---------- Text excerpt
Location
- Country: Argentina
- Ecclesiastical province: Buenos Aires

Statistics
- Population: (as of 2010); 750,000;
- Parishes: 4

Information
- Denomination: Catholic Church
- Sui iuris church: Maronite Church
- Rite: West Syro-Antiochene Rite
- Established: 5 October 1990 (35 years ago)
- Cathedral: St. Maron's Cathedral, Buenos Aires
- Patron saint: St Charbel Makhluf

Current leadership
- Pope: ‹ The template Incumbent pope is being considered for deletion. ›Leo XIV
- Patriarch: Bechara Boutros al-Rahi
- Eparch: Habib Chamieh
- Metropolitan Archbishop: Jorge Ignacio García Cuerva
- Bishops emeritus: Charbel Georges Merhi

Website
- www.misionlibanesa.com.ar

= Maronite Catholic Eparchy of Saint Charbel in Buenos Aires =

Maronite Catholic ecclesiastical territory in Argentina

The Eparchy of San Charbel in Buenos Aires (Eparquía de San Charbel en Buenos Aires; Eparchia Sancti Sarbelii Bonaërensis Maronitarum) is a Maronite Church ecclesiastical territory or eparchy of the Catholic Church in Argentina. It is a suffragan eparchy in the ecclesiastical province of the metropolitan Archdiocese of Buenos Aires, a Latin Church archdiocese.
--------------------
Stated problem A:
Repeat the eparchy page from "Maronite Catholic ecclesiastical" up to and including "Latin Church archdiocese.".
The entries that follow have no connection to the eparchy page.
---------- Records for processing
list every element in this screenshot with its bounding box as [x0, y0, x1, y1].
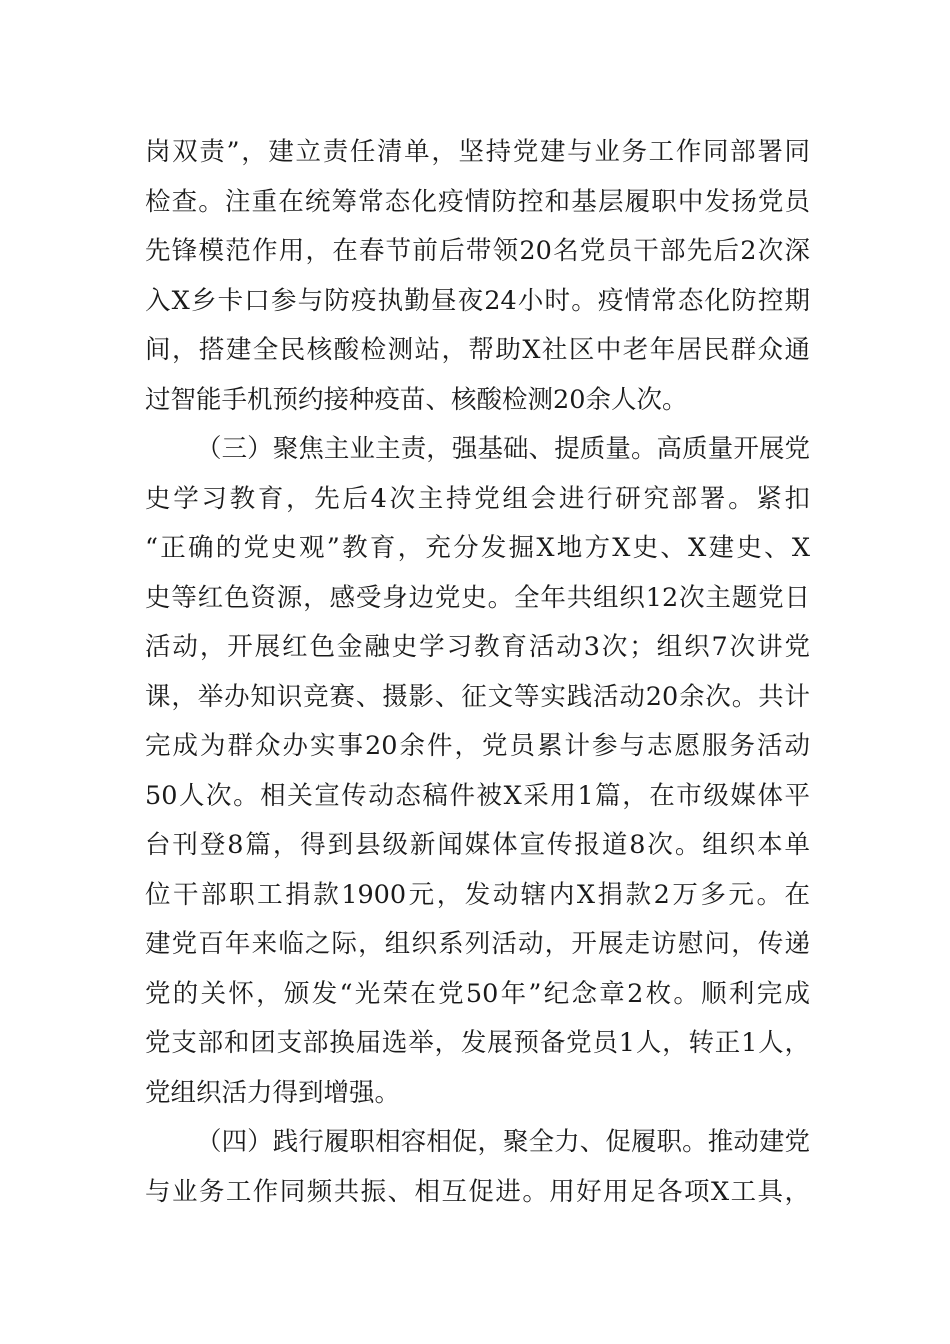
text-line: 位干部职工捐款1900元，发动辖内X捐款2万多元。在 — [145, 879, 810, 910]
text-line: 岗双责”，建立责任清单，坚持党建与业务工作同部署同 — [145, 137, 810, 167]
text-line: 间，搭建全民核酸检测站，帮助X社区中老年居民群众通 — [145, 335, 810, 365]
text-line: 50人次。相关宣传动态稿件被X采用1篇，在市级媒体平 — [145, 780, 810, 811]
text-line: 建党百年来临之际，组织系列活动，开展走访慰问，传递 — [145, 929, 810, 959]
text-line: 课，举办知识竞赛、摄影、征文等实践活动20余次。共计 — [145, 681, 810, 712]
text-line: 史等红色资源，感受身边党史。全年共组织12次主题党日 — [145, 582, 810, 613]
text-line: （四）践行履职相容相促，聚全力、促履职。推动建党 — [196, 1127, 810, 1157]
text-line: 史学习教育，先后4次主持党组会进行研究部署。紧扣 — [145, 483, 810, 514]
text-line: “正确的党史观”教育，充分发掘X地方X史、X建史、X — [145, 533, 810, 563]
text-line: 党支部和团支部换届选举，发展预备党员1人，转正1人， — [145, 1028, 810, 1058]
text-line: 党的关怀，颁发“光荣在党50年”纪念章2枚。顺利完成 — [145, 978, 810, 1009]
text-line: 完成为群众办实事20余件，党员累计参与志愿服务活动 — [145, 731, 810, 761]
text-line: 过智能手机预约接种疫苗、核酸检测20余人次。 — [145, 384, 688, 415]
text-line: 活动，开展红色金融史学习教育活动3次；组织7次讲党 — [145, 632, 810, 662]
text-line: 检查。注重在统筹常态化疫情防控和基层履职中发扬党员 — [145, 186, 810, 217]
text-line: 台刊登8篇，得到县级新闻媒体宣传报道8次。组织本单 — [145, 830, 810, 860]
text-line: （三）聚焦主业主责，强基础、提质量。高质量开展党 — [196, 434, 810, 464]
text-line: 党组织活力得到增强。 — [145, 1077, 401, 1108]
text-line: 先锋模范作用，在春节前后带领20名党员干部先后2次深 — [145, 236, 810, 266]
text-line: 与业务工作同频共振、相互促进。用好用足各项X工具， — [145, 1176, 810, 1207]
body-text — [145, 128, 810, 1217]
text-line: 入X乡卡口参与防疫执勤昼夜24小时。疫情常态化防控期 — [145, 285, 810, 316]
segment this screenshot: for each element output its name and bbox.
--------------------
---------- Records for processing
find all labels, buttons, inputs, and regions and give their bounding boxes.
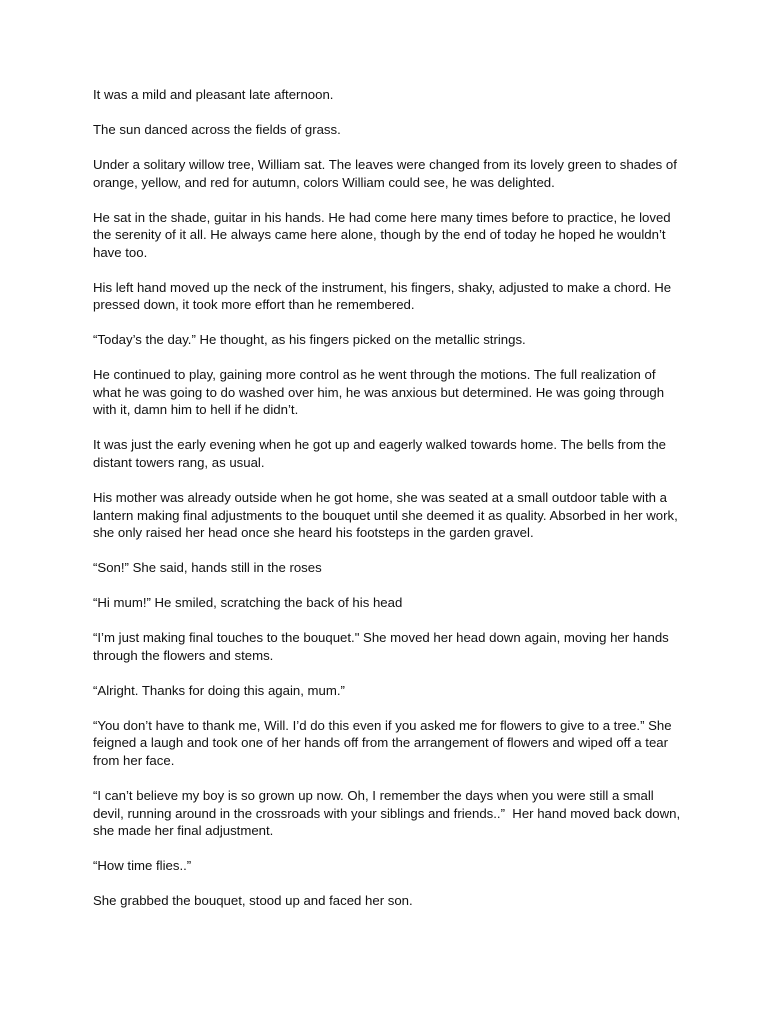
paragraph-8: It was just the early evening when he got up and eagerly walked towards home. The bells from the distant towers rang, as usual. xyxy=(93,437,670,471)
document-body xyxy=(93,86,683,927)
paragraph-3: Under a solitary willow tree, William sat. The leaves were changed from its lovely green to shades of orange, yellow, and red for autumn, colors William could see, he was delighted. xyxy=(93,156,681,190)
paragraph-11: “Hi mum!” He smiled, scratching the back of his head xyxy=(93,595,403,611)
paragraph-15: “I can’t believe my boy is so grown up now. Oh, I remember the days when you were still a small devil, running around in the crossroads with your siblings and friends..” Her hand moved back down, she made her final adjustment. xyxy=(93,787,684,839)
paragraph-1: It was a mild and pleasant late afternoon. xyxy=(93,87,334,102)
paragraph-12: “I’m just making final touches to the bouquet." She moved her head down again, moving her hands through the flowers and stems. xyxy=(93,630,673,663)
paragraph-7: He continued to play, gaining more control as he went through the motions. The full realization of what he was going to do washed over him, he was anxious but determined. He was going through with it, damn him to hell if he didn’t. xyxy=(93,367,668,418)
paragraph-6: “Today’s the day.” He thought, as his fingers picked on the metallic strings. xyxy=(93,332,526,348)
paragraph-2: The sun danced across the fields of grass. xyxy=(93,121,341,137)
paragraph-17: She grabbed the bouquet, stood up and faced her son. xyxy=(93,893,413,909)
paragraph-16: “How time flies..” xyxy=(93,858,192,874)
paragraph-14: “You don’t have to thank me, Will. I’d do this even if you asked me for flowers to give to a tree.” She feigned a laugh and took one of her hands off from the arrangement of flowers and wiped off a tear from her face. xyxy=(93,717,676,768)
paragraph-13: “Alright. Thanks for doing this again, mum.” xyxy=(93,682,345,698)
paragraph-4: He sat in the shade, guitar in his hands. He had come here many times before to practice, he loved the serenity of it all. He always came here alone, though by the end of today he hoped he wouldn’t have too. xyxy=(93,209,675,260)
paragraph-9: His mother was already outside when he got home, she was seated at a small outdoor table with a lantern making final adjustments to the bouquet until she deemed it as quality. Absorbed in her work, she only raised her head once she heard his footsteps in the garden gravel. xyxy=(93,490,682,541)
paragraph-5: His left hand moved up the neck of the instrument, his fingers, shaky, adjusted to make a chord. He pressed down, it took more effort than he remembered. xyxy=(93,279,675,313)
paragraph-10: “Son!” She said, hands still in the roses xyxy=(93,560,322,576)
--------------------
Stated problem B:
Please express the lines of the entries from the line with "paragraph-8: It was" up to and including the line with "and stems. xyxy=(93,630,673,663)" as a numbered list, leaving out blank lines.

Task solution A:
Maronite Catholic ecclesiastical territory in Argentina

The Eparchy of San Charbel in Buenos Aires (Eparquía de San Charbel en Buenos Aires; Eparchia Sancti Sarbelii Bonaërensis Maronitarum) is a Maronite Church ecclesiastical territory or eparchy of the Catholic Church in Argentina. It is a suffragan eparchy in the ecclesiastical province of the metropolitan Archdiocese of Buenos Aires, a Latin Church archdiocese.

Task solution B:
1. paragraph-8: It was just the early evening when he got up and eagerly walked towards home. The bells from the distant towers rang, as usual. xyxy=(93,437,670,471)
2. document-body xyxy=(93,86,683,927)
3. paragraph-3: Under a solitary willow tree, William sat. The leaves were changed from its lovely green to shades of orange, yellow, and red for autumn, colors William could see, he was delighted. xyxy=(93,156,681,190)
4. paragraph-11: “Hi mum!” He smiled, scratching the back of his head xyxy=(93,595,403,611)
5. paragraph-15: “I can’t believe my boy is so grown up now. Oh, I remember the days when you were still a small devil, running around in the crossroads with your siblings and friends..” Her hand moved back down, she made her final adjustment. xyxy=(93,787,684,839)
6. paragraph-1: It was a mild and pleasant late afternoon. xyxy=(93,87,334,102)
7. paragraph-12: “I’m just making final touches to the bouquet." She moved her head down again, moving her hands through the flowers and stems. xyxy=(93,630,673,663)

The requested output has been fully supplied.